[Begin Data supplied]

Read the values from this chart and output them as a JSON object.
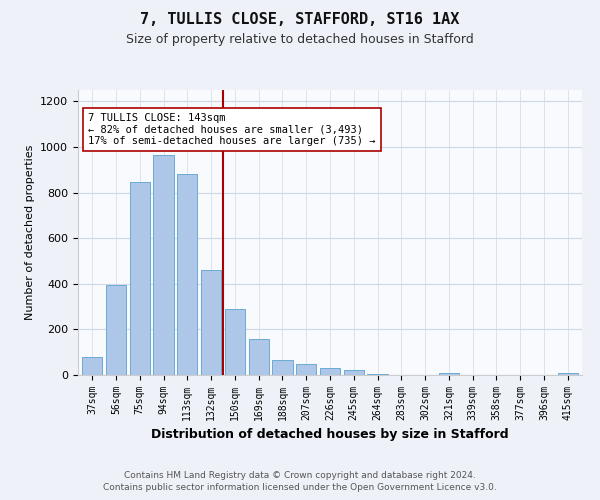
{
  "title1": "7, TULLIS CLOSE, STAFFORD, ST16 1AX",
  "title2": "Size of property relative to detached houses in Stafford",
  "xlabel": "Distribution of detached houses by size in Stafford",
  "ylabel": "Number of detached properties",
  "categories": [
    "37sqm",
    "56sqm",
    "75sqm",
    "94sqm",
    "113sqm",
    "132sqm",
    "150sqm",
    "169sqm",
    "188sqm",
    "207sqm",
    "226sqm",
    "245sqm",
    "264sqm",
    "283sqm",
    "302sqm",
    "321sqm",
    "339sqm",
    "358sqm",
    "377sqm",
    "396sqm",
    "415sqm"
  ],
  "values": [
    80,
    395,
    845,
    965,
    880,
    460,
    290,
    160,
    65,
    50,
    30,
    20,
    5,
    0,
    0,
    8,
    0,
    0,
    0,
    0,
    8
  ],
  "bar_color": "#aec6e8",
  "bar_edge_color": "#6aabd4",
  "vline_x_index": 6,
  "vline_color": "#aa0000",
  "annotation_text": "7 TULLIS CLOSE: 143sqm\n← 82% of detached houses are smaller (3,493)\n17% of semi-detached houses are larger (735) →",
  "annotation_box_color": "#ffffff",
  "annotation_box_edge_color": "#aa0000",
  "ylim": [
    0,
    1250
  ],
  "yticks": [
    0,
    200,
    400,
    600,
    800,
    1000,
    1200
  ],
  "footer1": "Contains HM Land Registry data © Crown copyright and database right 2024.",
  "footer2": "Contains public sector information licensed under the Open Government Licence v3.0.",
  "bg_color": "#eef2f8",
  "plot_bg_color": "#f8fafd",
  "grid_color": "#d0d8e8"
}
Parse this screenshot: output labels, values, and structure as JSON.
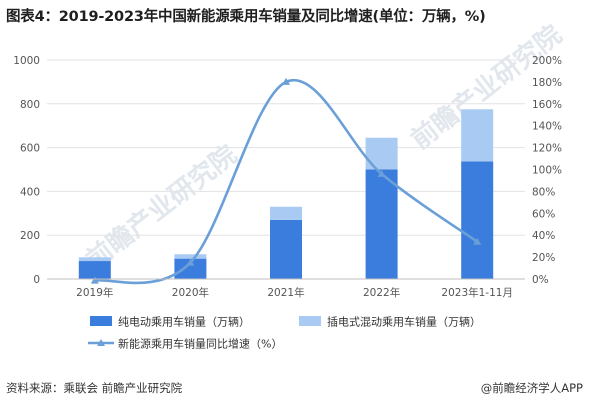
{
  "title": "图表4：2019-2023年中国新能源乘用车销量及同比增速(单位：万辆，%)",
  "source": "资料来源：乘联会 前瞻产业研究院",
  "credit": "@前瞻经济学人APP",
  "watermark": "前瞻产业研究院",
  "colors": {
    "pure_ev": "#3b7ddd",
    "phev": "#a9cbf3",
    "growth": "#6a9fd8",
    "grid": "#e3e3e3",
    "axis_text": "#555555"
  },
  "chart_data": {
    "type": "bar",
    "stacked": true,
    "categories": [
      "2019年",
      "2020年",
      "2021年",
      "2022年",
      "2023年1-11月"
    ],
    "series": [
      {
        "name": "纯电动乘用车销量（万辆）",
        "values": [
          82,
          93,
          270,
          500,
          537
        ],
        "axis": "left"
      },
      {
        "name": "插电式混动乘用车销量（万辆）",
        "values": [
          17,
          20,
          60,
          145,
          238
        ],
        "axis": "left"
      },
      {
        "name": "新能源乘用车销量同比增速（%）",
        "type": "line",
        "values": [
          -1.5,
          15,
          180,
          96,
          34
        ],
        "axis": "right"
      }
    ],
    "ylim_left": [
      0,
      1000
    ],
    "yticks_left": [
      "0",
      "200",
      "400",
      "600",
      "800",
      "1000"
    ],
    "ylim_right": [
      0,
      200
    ],
    "yticks_right": [
      "0%",
      "20%",
      "40%",
      "60%",
      "80%",
      "100%",
      "120%",
      "140%",
      "160%",
      "180%",
      "200%"
    ],
    "grid": true,
    "legend_position": "bottom"
  }
}
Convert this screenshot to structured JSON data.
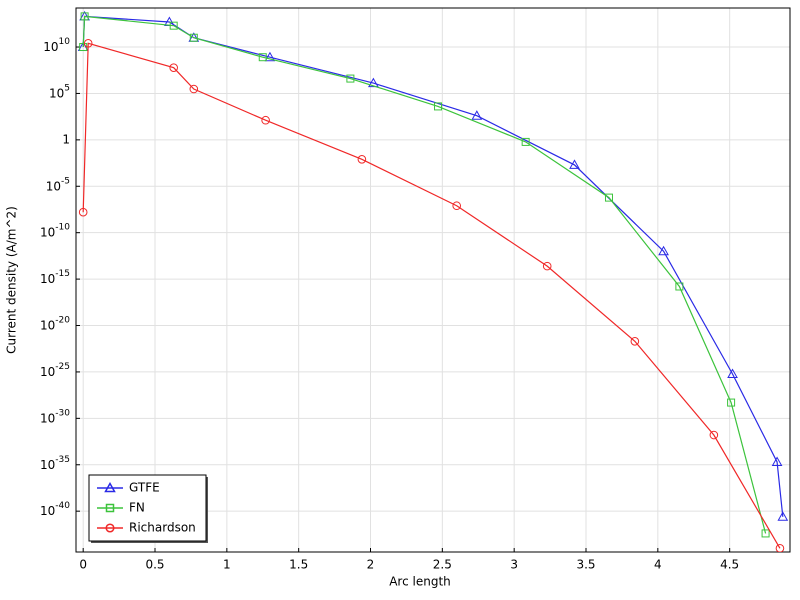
{
  "chart_data": {
    "type": "line",
    "xlabel": "Arc length",
    "ylabel": "Current density (A/m^2)",
    "xlim": [
      -0.05,
      4.92
    ],
    "ylim": [
      4e-45,
      160000000000000.0
    ],
    "yscale": "log",
    "grid": true,
    "legend": "lower left",
    "xticks": [
      0,
      0.5,
      1,
      1.5,
      2,
      2.5,
      3,
      3.5,
      4,
      4.5
    ],
    "yticks": [
      {
        "value": 10000000000.0,
        "label": {
          "base": "10",
          "exponent": "10"
        }
      },
      {
        "value": 100000.0,
        "label": {
          "base": "10",
          "exponent": "5"
        }
      },
      1,
      {
        "value": 1e-05,
        "label": {
          "base": "10",
          "exponent": "-5"
        }
      },
      {
        "value": 1e-10,
        "label": {
          "base": "10",
          "exponent": "-10"
        }
      },
      {
        "value": 1e-15,
        "label": {
          "base": "10",
          "exponent": "-15"
        }
      },
      {
        "value": 1e-20,
        "label": {
          "base": "10",
          "exponent": "-20"
        }
      },
      {
        "value": 1e-25,
        "label": {
          "base": "10",
          "exponent": "-25"
        }
      },
      {
        "value": 1e-30,
        "label": {
          "base": "10",
          "exponent": "-30"
        }
      },
      {
        "value": 1e-35,
        "label": {
          "base": "10",
          "exponent": "-35"
        }
      },
      {
        "value": 1e-40,
        "label": {
          "base": "10",
          "exponent": "-40"
        }
      }
    ],
    "series": [
      {
        "name": "GTFE",
        "color": "#2a2ae6",
        "marker": "triangle",
        "x": [
          0,
          0.01,
          0.6,
          0.77,
          1.3,
          2.02,
          2.74,
          3.42,
          4.04,
          4.52,
          4.83,
          4.87
        ],
        "values": [
          10000000000.0,
          20000000000000.0,
          5000000000000.0,
          100000000000.0,
          800000000.0,
          1300000.0,
          400,
          0.002,
          1e-12,
          6e-26,
          2e-35,
          2.5e-41
        ]
      },
      {
        "name": "FN",
        "color": "#3cc33c",
        "marker": "square",
        "x": [
          0,
          0.01,
          0.63,
          0.77,
          1.25,
          1.86,
          2.47,
          3.08,
          3.66,
          4.15,
          4.51,
          4.75
        ],
        "values": [
          10000000000.0,
          20000000000000.0,
          2000000000000.0,
          100000000000.0,
          800000000.0,
          4000000.0,
          4000,
          0.6,
          6e-07,
          1.6e-16,
          5e-29,
          4e-43
        ]
      },
      {
        "name": "Richardson",
        "color": "#f02828",
        "marker": "circle",
        "x": [
          0,
          0.035,
          0.63,
          0.77,
          1.27,
          1.94,
          2.6,
          3.23,
          3.84,
          4.39,
          4.85
        ],
        "values": [
          1.6e-08,
          25000000000.0,
          60000000.0,
          300000.0,
          130,
          0.008,
          8e-08,
          2.5e-14,
          2e-22,
          1.6e-32,
          1e-44
        ]
      }
    ]
  }
}
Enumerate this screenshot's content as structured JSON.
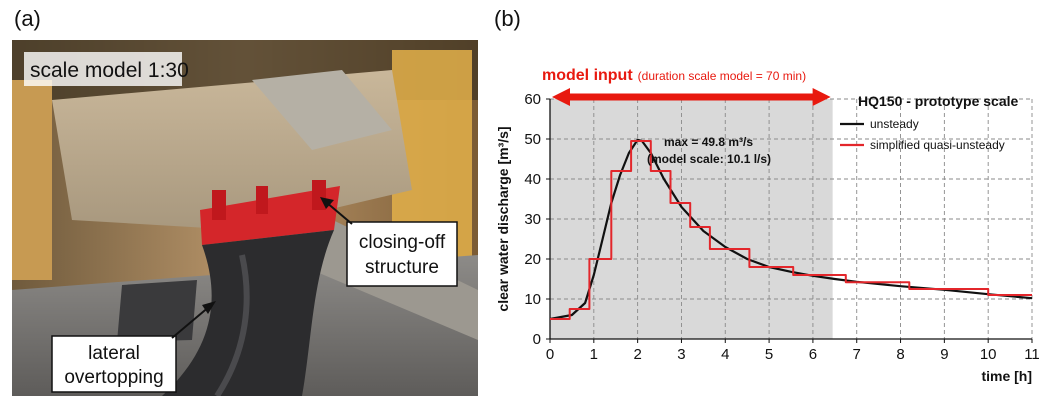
{
  "panel_a": {
    "label": "(a)",
    "photo_labels": {
      "scale": "scale model 1:30",
      "closing_off_line1": "closing-off",
      "closing_off_line2": "structure",
      "lateral_line1": "lateral",
      "lateral_line2": "overtopping"
    }
  },
  "panel_b": {
    "label": "(b)"
  },
  "chart_data": {
    "type": "line",
    "title": "HQ150 - prototype scale",
    "xlabel": "time [h]",
    "ylabel": "clear water discharge [m³/s]",
    "xlim": [
      0,
      11
    ],
    "ylim": [
      0,
      60
    ],
    "x_ticks": [
      0,
      1,
      2,
      3,
      4,
      5,
      6,
      7,
      8,
      9,
      10,
      11
    ],
    "y_ticks": [
      0,
      10,
      20,
      30,
      40,
      50,
      60
    ],
    "grid": true,
    "legend_position": "top-right",
    "shaded_region_x": [
      0,
      6.45
    ],
    "model_input": {
      "label": "model input",
      "note": "(duration scale model = 70 min)",
      "x_range": [
        0,
        6.45
      ]
    },
    "annotation": {
      "line1": "max = 49.8 m³/s",
      "line2": "(model scale:  10.1 l/s)"
    },
    "colors": {
      "unsteady": "#111111",
      "quasi": "#e3262b",
      "shade": "#d9d9d9",
      "arrow": "#e8190f"
    },
    "series": [
      {
        "name": "unsteady",
        "x": [
          0,
          0.5,
          0.8,
          1.0,
          1.2,
          1.4,
          1.6,
          1.8,
          2.0,
          2.1,
          2.3,
          2.6,
          3.0,
          3.5,
          4.0,
          4.5,
          5.0,
          5.5,
          6.0,
          6.5,
          7.0,
          8.0,
          9.0,
          10.0,
          11.0
        ],
        "y": [
          5,
          6,
          9,
          16,
          25,
          34,
          41,
          46.5,
          49.8,
          49.5,
          46.5,
          40,
          33,
          27,
          23,
          20,
          18,
          16.8,
          15.8,
          15,
          14.3,
          13.2,
          12.3,
          11.2,
          10.2
        ]
      },
      {
        "name": "simplified quasi-unsteady",
        "x": [
          0,
          0.45,
          0.45,
          0.9,
          0.9,
          1.4,
          1.4,
          1.85,
          1.85,
          2.3,
          2.3,
          2.75,
          2.75,
          3.2,
          3.2,
          3.65,
          3.65,
          4.55,
          4.55,
          5.55,
          5.55,
          6.75,
          6.75,
          8.2,
          8.2,
          10.0,
          10.0,
          11.0
        ],
        "y": [
          5,
          5,
          7.5,
          7.5,
          20,
          20,
          42,
          42,
          49.5,
          49.5,
          42,
          42,
          34,
          34,
          28,
          28,
          22.5,
          22.5,
          18,
          18,
          16,
          16,
          14.2,
          14.2,
          12.5,
          12.5,
          11,
          11
        ]
      }
    ]
  }
}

[End Data supplied]

### Objective
Look over the material above and show each line where "marker" appears.

### Final result
        "marker": "triangle",
        "marker": "square",
        "marker": "circle",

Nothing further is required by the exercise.